Leave out the pictures and transcribe everything else exactly.

#### GIVEN DATA:
________________________________________

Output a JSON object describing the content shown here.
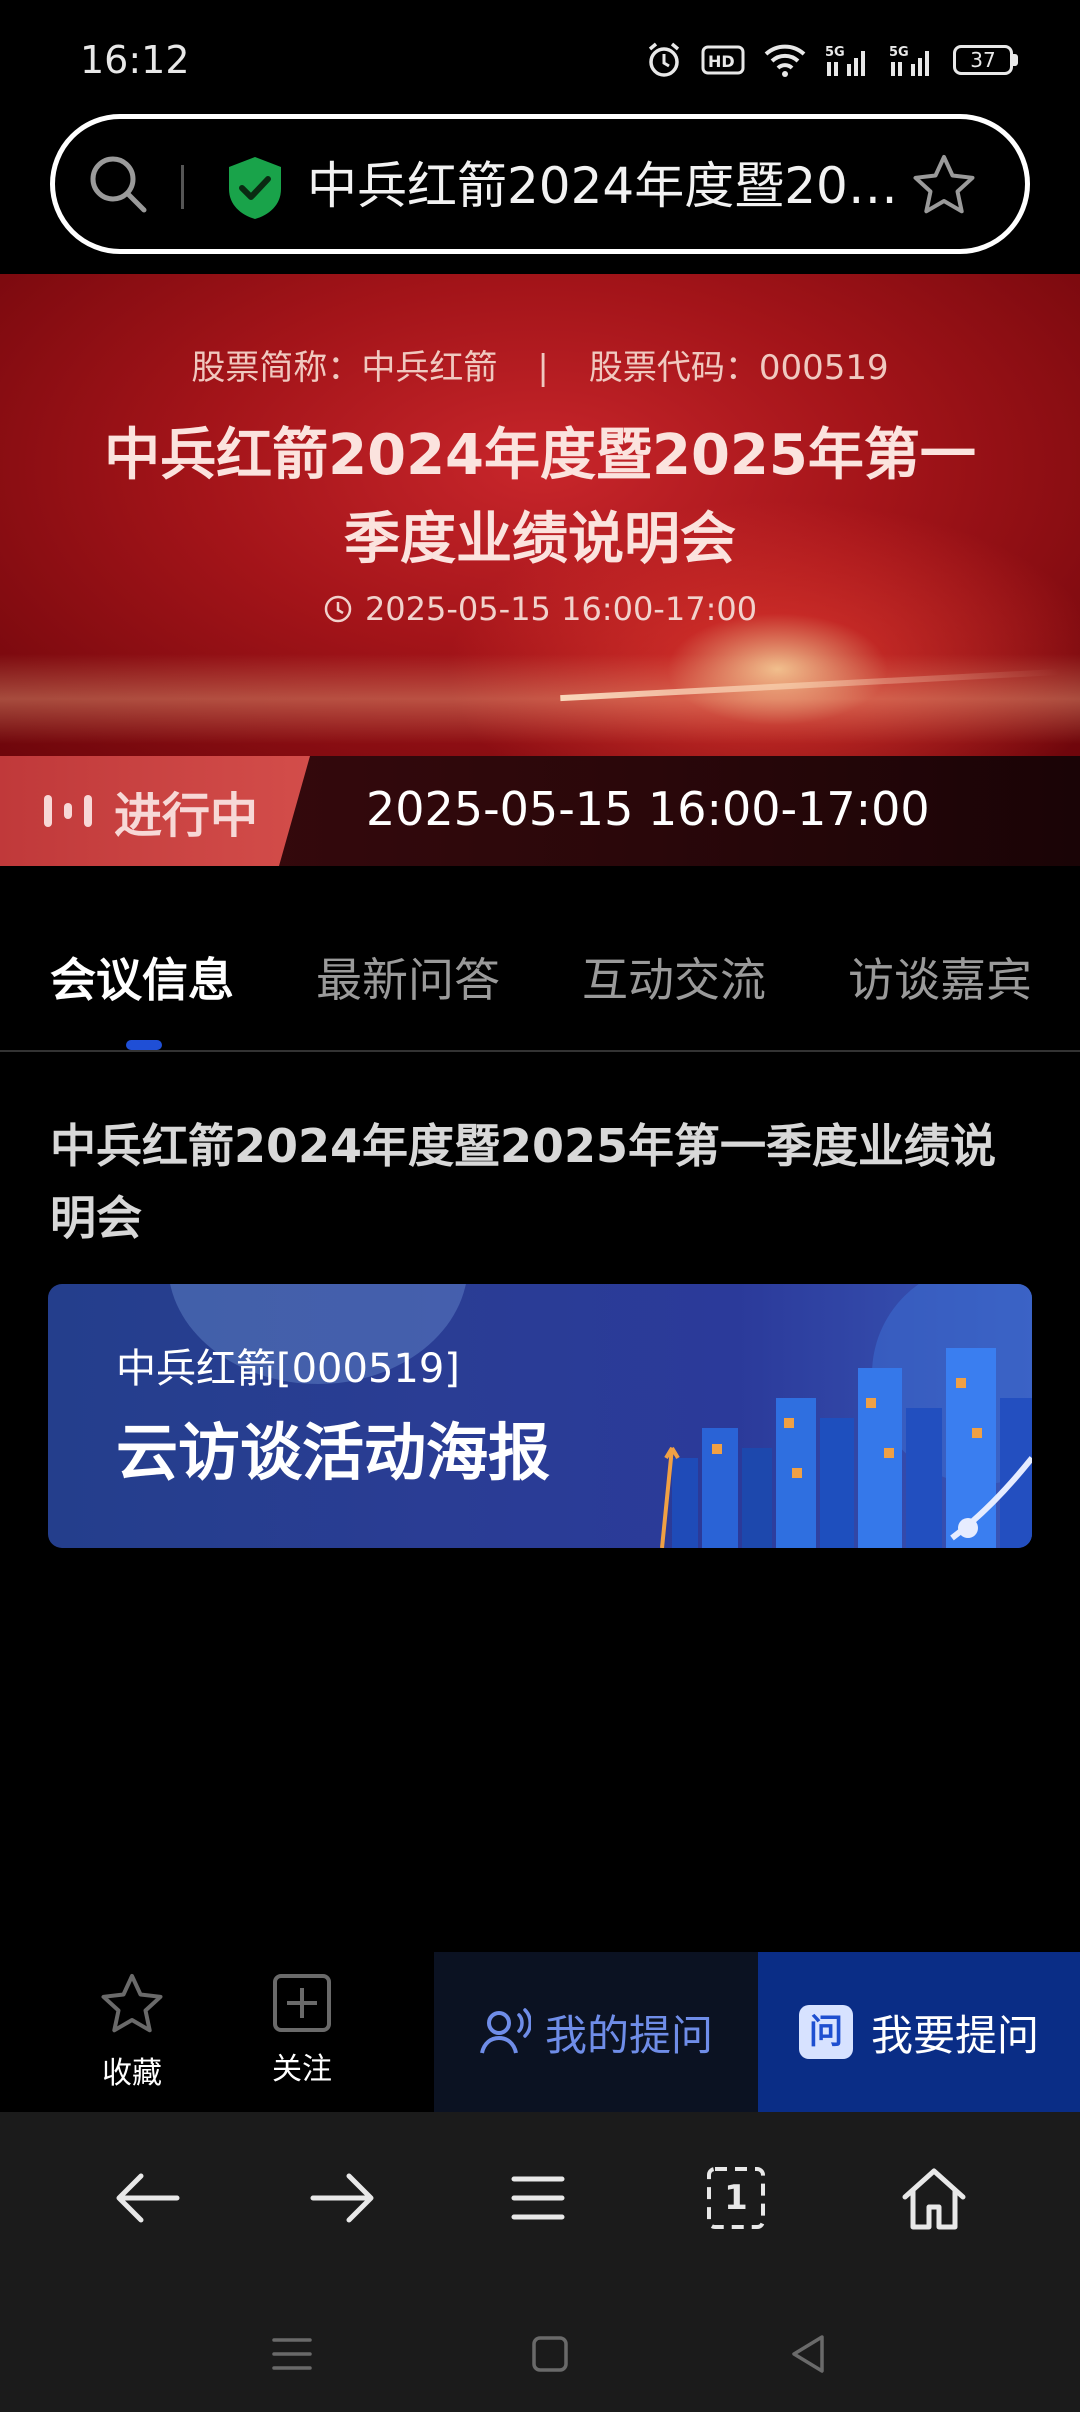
{
  "status_bar": {
    "time": "16:12",
    "battery": "37"
  },
  "address_bar": {
    "title": "中兵红箭2024年度暨202..."
  },
  "banner": {
    "stock_name": "股票简称：中兵红箭",
    "separator": "|",
    "stock_code": "股票代码：000519",
    "title": "中兵红箭2024年度暨2025年第一季度业绩说明会",
    "time": "2025-05-15  16:00-17:00"
  },
  "live_status": {
    "label": "进行中",
    "time": "2025-05-15 16:00-17:00"
  },
  "tabs": [
    {
      "label": "会议信息",
      "active": true
    },
    {
      "label": "最新问答",
      "active": false
    },
    {
      "label": "互动交流",
      "active": false
    },
    {
      "label": "访谈嘉宾",
      "active": false
    }
  ],
  "content": {
    "meeting_title": "中兵红箭2024年度暨2025年第一季度业绩说明会",
    "poster": {
      "company": "中兵红箭[000519]",
      "title": "云访谈活动海报"
    }
  },
  "action_bar": {
    "favorite_label": "收藏",
    "follow_label": "关注",
    "my_questions_label": "我的提问",
    "ask_badge": "问",
    "ask_label": "我要提问"
  },
  "browser_nav": {
    "tab_count": "1"
  },
  "colors": {
    "accent_blue": "#1f4fd6",
    "ask_button_bg": "#0a2d86",
    "live_badge": "#c0393a",
    "shield_green": "#19a34a"
  },
  "icons": [
    "alarm-icon",
    "hd-icon",
    "wifi-icon",
    "signal-5g-icon",
    "battery-icon",
    "search-icon",
    "shield-check-icon",
    "star-icon",
    "clock-icon",
    "live-bars-icon",
    "plus-square-icon",
    "user-voice-icon",
    "back-arrow-icon",
    "forward-arrow-icon",
    "menu-icon",
    "tabs-icon",
    "home-icon"
  ]
}
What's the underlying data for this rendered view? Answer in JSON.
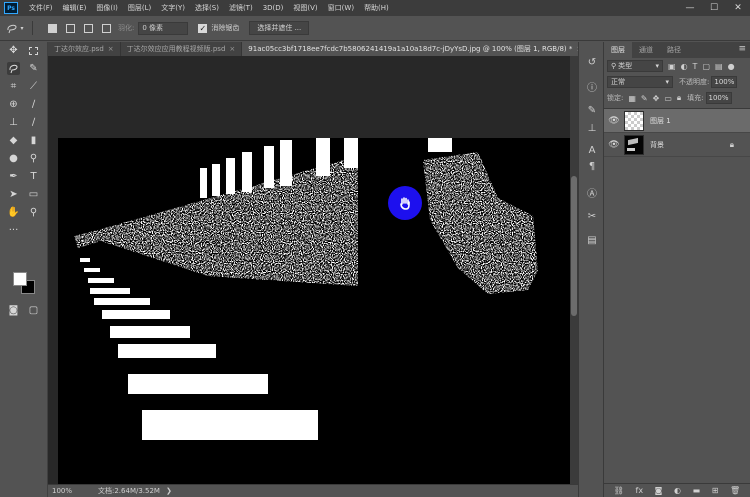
{
  "app": {
    "logo": "Ps"
  },
  "menu": [
    "文件(F)",
    "编辑(E)",
    "图像(I)",
    "图层(L)",
    "文字(Y)",
    "选择(S)",
    "滤镜(T)",
    "3D(D)",
    "视图(V)",
    "窗口(W)",
    "帮助(H)"
  ],
  "window_controls": {
    "minimize": "—",
    "maximize": "☐",
    "close": "✕"
  },
  "options": {
    "feather_label": "羽化:",
    "feather_value": "0 像素",
    "antialias_label": "消除锯齿",
    "antialias_checked": "✓",
    "select_mask_label": "选择并遮住 ..."
  },
  "tabs": [
    {
      "label": "丁达尔效应.psd",
      "close": "×"
    },
    {
      "label": "丁达尔效应应用教程视频版.psd",
      "close": "×"
    },
    {
      "label": "91ac05cc3bf1718ee7fcdc7b5806241419a1a10a18d7c-jDyYsD.jpg @ 100% (图层 1, RGB/8) *",
      "close": "×"
    }
  ],
  "status": {
    "zoom": "100%",
    "doc_info": "文档:2.64M/3.52M",
    "arrow": "❯"
  },
  "colors": {
    "foreground": "#ffffff",
    "background": "#000000",
    "hand_cursor": "#1d10ee"
  },
  "layers_panel": {
    "tabs": [
      "图层",
      "通道",
      "路径"
    ],
    "menu_icon": "≡",
    "filter_kind": "类型",
    "blend_mode": "正常",
    "opacity_label": "不透明度:",
    "opacity_value": "100%",
    "lock_label": "锁定:",
    "fill_label": "填充:",
    "fill_value": "100%",
    "layers": [
      {
        "name": "图层 1",
        "selected": true
      },
      {
        "name": "背景",
        "selected": false
      }
    ]
  },
  "icons": {
    "toolbar": [
      "move-icon",
      "marquee-icon",
      "lasso-icon",
      "quick-select-icon",
      "crop-icon",
      "eyedropper-icon",
      "healing-icon",
      "brush-icon",
      "stamp-icon",
      "history-brush-icon",
      "eraser-icon",
      "gradient-icon",
      "blur-icon",
      "dodge-icon",
      "pen-icon",
      "type-icon",
      "path-select-icon",
      "rectangle-icon",
      "hand-icon",
      "zoom-icon"
    ],
    "strip": [
      "history-icon",
      "info-icon",
      "character-icon",
      "paragraph-icon",
      "glyphs-icon",
      "tools-icon",
      "styles-icon"
    ]
  }
}
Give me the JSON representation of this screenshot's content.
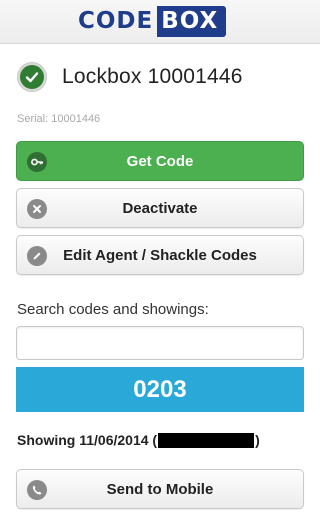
{
  "header": {
    "logo_part1": "CODE",
    "logo_part2": "BOX"
  },
  "lockbox": {
    "title": "Lockbox 10001446",
    "serial": "Serial: 10001446",
    "status_icon": "check-circle-icon"
  },
  "actions": {
    "get_code": {
      "label": "Get Code",
      "icon": "key-icon"
    },
    "deactivate": {
      "label": "Deactivate",
      "icon": "x-circle-icon"
    },
    "edit_codes": {
      "label": "Edit Agent / Shackle Codes",
      "icon": "pencil-icon"
    }
  },
  "search": {
    "label": "Search codes and showings:",
    "value": "",
    "placeholder": ""
  },
  "code_display": {
    "value": "0203"
  },
  "showing": {
    "prefix": "Showing 11/06/2014 (",
    "suffix": ")"
  },
  "send_to_mobile": {
    "label": "Send to Mobile",
    "icon": "phone-icon"
  },
  "colors": {
    "brand": "#1f3d8a",
    "primary_green": "#4caf50",
    "code_blue": "#2aa9d8"
  }
}
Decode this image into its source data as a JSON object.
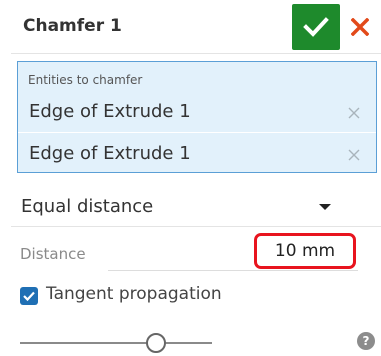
{
  "dialog": {
    "title": "Chamfer 1"
  },
  "entities": {
    "label": "Entities to chamfer",
    "items": [
      {
        "label": "Edge of Extrude 1"
      },
      {
        "label": "Edge of Extrude 1"
      }
    ]
  },
  "chamfer_type": {
    "selected": "Equal distance"
  },
  "distance": {
    "label": "Distance",
    "value": "10 mm"
  },
  "tangent_propagation": {
    "label": "Tangent propagation",
    "checked": true
  },
  "icons": {
    "accept": "checkmark-icon",
    "cancel": "close-icon",
    "remove": "remove-x-icon",
    "dropdown": "caret-down-icon",
    "help": "help-icon"
  },
  "colors": {
    "accept": "#1e8a2c",
    "cancel": "#e24a1a",
    "selection_fill": "#e2f1fb",
    "selection_border": "#5b9fd6",
    "highlight": "#e8141e",
    "checkbox": "#1f6fb4"
  }
}
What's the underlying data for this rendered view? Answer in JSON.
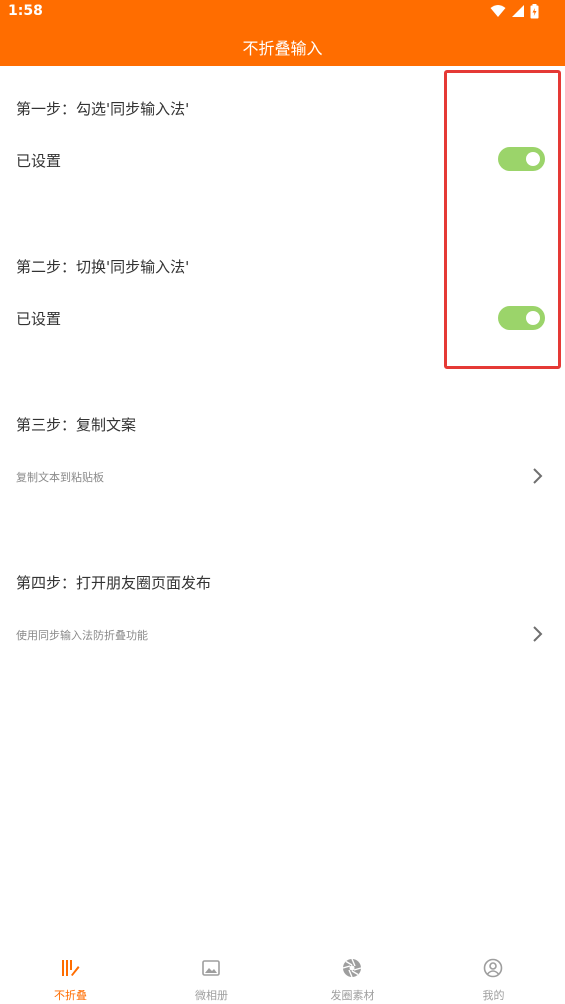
{
  "status_bar": {
    "time": "1:58"
  },
  "header": {
    "title": "不折叠输入",
    "color": "#ff6d00"
  },
  "steps": [
    {
      "title": "第一步：勾选'同步输入法'",
      "row_label": "已设置",
      "toggle_on": true
    },
    {
      "title": "第二步：切换'同步输入法'",
      "row_label": "已设置",
      "toggle_on": true
    },
    {
      "title": "第三步：复制文案",
      "row_label": "复制文本到粘贴板",
      "action_icon": "chevron-right-icon"
    },
    {
      "title": "第四步：打开朋友圈页面发布",
      "row_label": "使用同步输入法防折叠功能",
      "action_icon": "chevron-right-icon"
    }
  ],
  "toggle_color": "#9bd46a",
  "highlight_color": "#e53935",
  "bottom_nav": {
    "items": [
      {
        "label": "不折叠",
        "icon": "no-fold-icon",
        "active": true
      },
      {
        "label": "微相册",
        "icon": "image-icon",
        "active": false
      },
      {
        "label": "发圈素材",
        "icon": "aperture-icon",
        "active": false
      },
      {
        "label": "我的",
        "icon": "user-icon",
        "active": false
      }
    ]
  }
}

________________________________________

#### SOLUTION BELOW:
Output a JSON object describing the content shown here.
{
  "status_bar": {
    "time": "16:12",
    "battery": "37"
  },
  "address_bar": {
    "title": "中兵红箭2024年度暨202..."
  },
  "banner": {
    "stock_name": "股票简称：中兵红箭",
    "separator": "|",
    "stock_code": "股票代码：000519",
    "title": "中兵红箭2024年度暨2025年第一季度业绩说明会",
    "time": "2025-05-15  16:00-17:00"
  },
  "live_status": {
    "label": "进行中",
    "time": "2025-05-15 16:00-17:00"
  },
  "tabs": [
    {
      "label": "会议信息",
      "active": true
    },
    {
      "label": "最新问答",
      "active": false
    },
    {
      "label": "互动交流",
      "active": false
    },
    {
      "label": "访谈嘉宾",
      "active": false
    }
  ],
  "content": {
    "meeting_title": "中兵红箭2024年度暨2025年第一季度业绩说明会",
    "poster": {
      "company": "中兵红箭[000519]",
      "title": "云访谈活动海报"
    }
  },
  "action_bar": {
    "favorite_label": "收藏",
    "follow_label": "关注",
    "my_questions_label": "我的提问",
    "ask_badge": "问",
    "ask_label": "我要提问"
  },
  "browser_nav": {
    "tab_count": "1"
  },
  "colors": {
    "accent_blue": "#1f4fd6",
    "ask_button_bg": "#0a2d86",
    "live_badge": "#c0393a",
    "shield_green": "#19a34a"
  },
  "icons": [
    "alarm-icon",
    "hd-icon",
    "wifi-icon",
    "signal-5g-icon",
    "battery-icon",
    "search-icon",
    "shield-check-icon",
    "star-icon",
    "clock-icon",
    "live-bars-icon",
    "plus-square-icon",
    "user-voice-icon",
    "back-arrow-icon",
    "forward-arrow-icon",
    "menu-icon",
    "tabs-icon",
    "home-icon"
  ]
}
What's the underlying data for this rendered view? Answer in JSON.
{
  "app": {
    "logo": "Ps"
  },
  "menu": [
    "文件(F)",
    "编辑(E)",
    "图像(I)",
    "图层(L)",
    "文字(Y)",
    "选择(S)",
    "滤镜(T)",
    "3D(D)",
    "视图(V)",
    "窗口(W)",
    "帮助(H)"
  ],
  "window_controls": {
    "minimize": "—",
    "maximize": "☐",
    "close": "✕"
  },
  "options": {
    "feather_label": "羽化:",
    "feather_value": "0 像素",
    "antialias_label": "消除锯齿",
    "antialias_checked": "✓",
    "select_mask_label": "选择并遮住 ..."
  },
  "tabs": [
    {
      "label": "丁达尔效应.psd",
      "close": "×"
    },
    {
      "label": "丁达尔效应应用教程视频版.psd",
      "close": "×"
    },
    {
      "label": "91ac05cc3bf1718ee7fcdc7b5806241419a1a10a18d7c-jDyYsD.jpg @ 100% (图层 1, RGB/8) *",
      "close": "×"
    }
  ],
  "status": {
    "zoom": "100%",
    "doc_info": "文档:2.64M/3.52M",
    "arrow": "❯"
  },
  "colors": {
    "foreground": "#ffffff",
    "background": "#000000",
    "hand_cursor": "#1d10ee"
  },
  "layers_panel": {
    "tabs": [
      "图层",
      "通道",
      "路径"
    ],
    "menu_icon": "≡",
    "filter_kind": "类型",
    "blend_mode": "正常",
    "opacity_label": "不透明度:",
    "opacity_value": "100%",
    "lock_label": "锁定:",
    "fill_label": "填充:",
    "fill_value": "100%",
    "layers": [
      {
        "name": "图层 1",
        "selected": true
      },
      {
        "name": "背景",
        "selected": false
      }
    ]
  },
  "icons": {
    "toolbar": [
      "move-icon",
      "marquee-icon",
      "lasso-icon",
      "quick-select-icon",
      "crop-icon",
      "eyedropper-icon",
      "healing-icon",
      "brush-icon",
      "stamp-icon",
      "history-brush-icon",
      "eraser-icon",
      "gradient-icon",
      "blur-icon",
      "dodge-icon",
      "pen-icon",
      "type-icon",
      "path-select-icon",
      "rectangle-icon",
      "hand-icon",
      "zoom-icon"
    ],
    "strip": [
      "history-icon",
      "info-icon",
      "character-icon",
      "paragraph-icon",
      "glyphs-icon",
      "tools-icon",
      "styles-icon"
    ]
  }
}
Give me the JSON representation of this screenshot's content.
{
  "header": {
    "logo_part1": "CODE",
    "logo_part2": "BOX"
  },
  "lockbox": {
    "title": "Lockbox 10001446",
    "serial": "Serial: 10001446",
    "status_icon": "check-circle-icon"
  },
  "actions": {
    "get_code": {
      "label": "Get Code",
      "icon": "key-icon"
    },
    "deactivate": {
      "label": "Deactivate",
      "icon": "x-circle-icon"
    },
    "edit_codes": {
      "label": "Edit Agent / Shackle Codes",
      "icon": "pencil-icon"
    }
  },
  "search": {
    "label": "Search codes and showings:",
    "value": "",
    "placeholder": ""
  },
  "code_display": {
    "value": "0203"
  },
  "showing": {
    "prefix": "Showing 11/06/2014 (",
    "suffix": ")"
  },
  "send_to_mobile": {
    "label": "Send to Mobile",
    "icon": "phone-icon"
  },
  "colors": {
    "brand": "#1f3d8a",
    "primary_green": "#4caf50",
    "code_blue": "#2aa9d8"
  }
}
Decode this image into its source data as a JSON object.
{
  "dialog": {
    "title": "Chamfer 1"
  },
  "entities": {
    "label": "Entities to chamfer",
    "items": [
      {
        "label": "Edge of Extrude 1"
      },
      {
        "label": "Edge of Extrude 1"
      }
    ]
  },
  "chamfer_type": {
    "selected": "Equal distance"
  },
  "distance": {
    "label": "Distance",
    "value": "10 mm"
  },
  "tangent_propagation": {
    "label": "Tangent propagation",
    "checked": true
  },
  "icons": {
    "accept": "checkmark-icon",
    "cancel": "close-icon",
    "remove": "remove-x-icon",
    "dropdown": "caret-down-icon",
    "help": "help-icon"
  },
  "colors": {
    "accept": "#1e8a2c",
    "cancel": "#e24a1a",
    "selection_fill": "#e2f1fb",
    "selection_border": "#5b9fd6",
    "highlight": "#e8141e",
    "checkbox": "#1f6fb4"
  }
}
What's the underlying data for this rendered view? Answer in JSON.
{
  "status_bar": {
    "time": "1:58"
  },
  "header": {
    "title": "不折叠输入",
    "color": "#ff6d00"
  },
  "steps": [
    {
      "title": "第一步：勾选'同步输入法'",
      "row_label": "已设置",
      "toggle_on": true
    },
    {
      "title": "第二步：切换'同步输入法'",
      "row_label": "已设置",
      "toggle_on": true
    },
    {
      "title": "第三步：复制文案",
      "row_label": "复制文本到粘贴板",
      "action_icon": "chevron-right-icon"
    },
    {
      "title": "第四步：打开朋友圈页面发布",
      "row_label": "使用同步输入法防折叠功能",
      "action_icon": "chevron-right-icon"
    }
  ],
  "toggle_color": "#9bd46a",
  "highlight_color": "#e53935",
  "bottom_nav": {
    "items": [
      {
        "label": "不折叠",
        "icon": "no-fold-icon",
        "active": true
      },
      {
        "label": "微相册",
        "icon": "image-icon",
        "active": false
      },
      {
        "label": "发圈素材",
        "icon": "aperture-icon",
        "active": false
      },
      {
        "label": "我的",
        "icon": "user-icon",
        "active": false
      }
    ]
  }
}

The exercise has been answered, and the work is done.